-- start of Supplied passage --

Although this is about a Marxist leader who disappears to become a Godman on arrival of his love child and ends his life at the end, a stream of subjects are paraded in a fun filled sarcastic style that is easy to read. ‘Frauds in the pond’ covers Punjab to Kanyakumari and Mumbai to Varanasi with shocking incidents that a novelist with a journalistic field experience can only write. I think ‘Frauds..’ is indeed a literary incident of the year.
Shankar dada the Bihari book seller near Linking road in Mumbai who is a lawyer by background, Ayyappan another street bookseller in Kerala who is a double PhD are all funny characters. This novel can pull readers as the language and style is very original and theme so powerful. Like Arundhati Roy the treatment of language is different. This could be the first novel that discusses Indian publishing industry through the eyes of book seller scholar Ayyappan. Writers like Arundhati Roy, Chitra Banerjee Divakaruni, Jumpa Lahiri, Vikram Seth, Manjushree Thapa, Muttathu Varkey, M T Vasudevan Nair and their works are criticized. From exporting owls to Harry Porter fans in UK and importing strange wild beings from Wuhan market in China, Ayyappan is the epitome of frauds.

-- end of Supplied passage --
-- start of Excerpted records --

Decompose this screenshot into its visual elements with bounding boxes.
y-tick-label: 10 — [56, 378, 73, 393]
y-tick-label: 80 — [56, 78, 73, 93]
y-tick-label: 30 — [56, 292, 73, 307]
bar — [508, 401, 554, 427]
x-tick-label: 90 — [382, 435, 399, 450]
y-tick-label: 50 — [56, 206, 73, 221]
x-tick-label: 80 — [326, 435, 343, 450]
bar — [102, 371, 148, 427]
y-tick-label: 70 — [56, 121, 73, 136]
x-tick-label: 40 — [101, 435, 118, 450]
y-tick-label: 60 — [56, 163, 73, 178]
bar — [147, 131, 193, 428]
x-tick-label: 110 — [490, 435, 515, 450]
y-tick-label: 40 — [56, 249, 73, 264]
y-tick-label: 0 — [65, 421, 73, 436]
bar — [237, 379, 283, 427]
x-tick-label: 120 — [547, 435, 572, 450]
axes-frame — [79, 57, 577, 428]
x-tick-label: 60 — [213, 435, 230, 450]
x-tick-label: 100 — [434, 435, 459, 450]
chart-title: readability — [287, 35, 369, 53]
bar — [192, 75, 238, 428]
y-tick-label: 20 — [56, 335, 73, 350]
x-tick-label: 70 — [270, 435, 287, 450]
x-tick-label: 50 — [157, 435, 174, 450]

-- end of Excerpted records --

== Given problem ==
Answer these questions from the review of the novel "Frauds in the pond," one per line:
1. What does the Marxist leader become after disappearing?
2. Where does Shankar dada sell books?
3. What academic qualification does Ayyappan hold?

== Result below ==
1. A Godman.
2. Near Linking road in Mumbai.
3. He is a double PhD.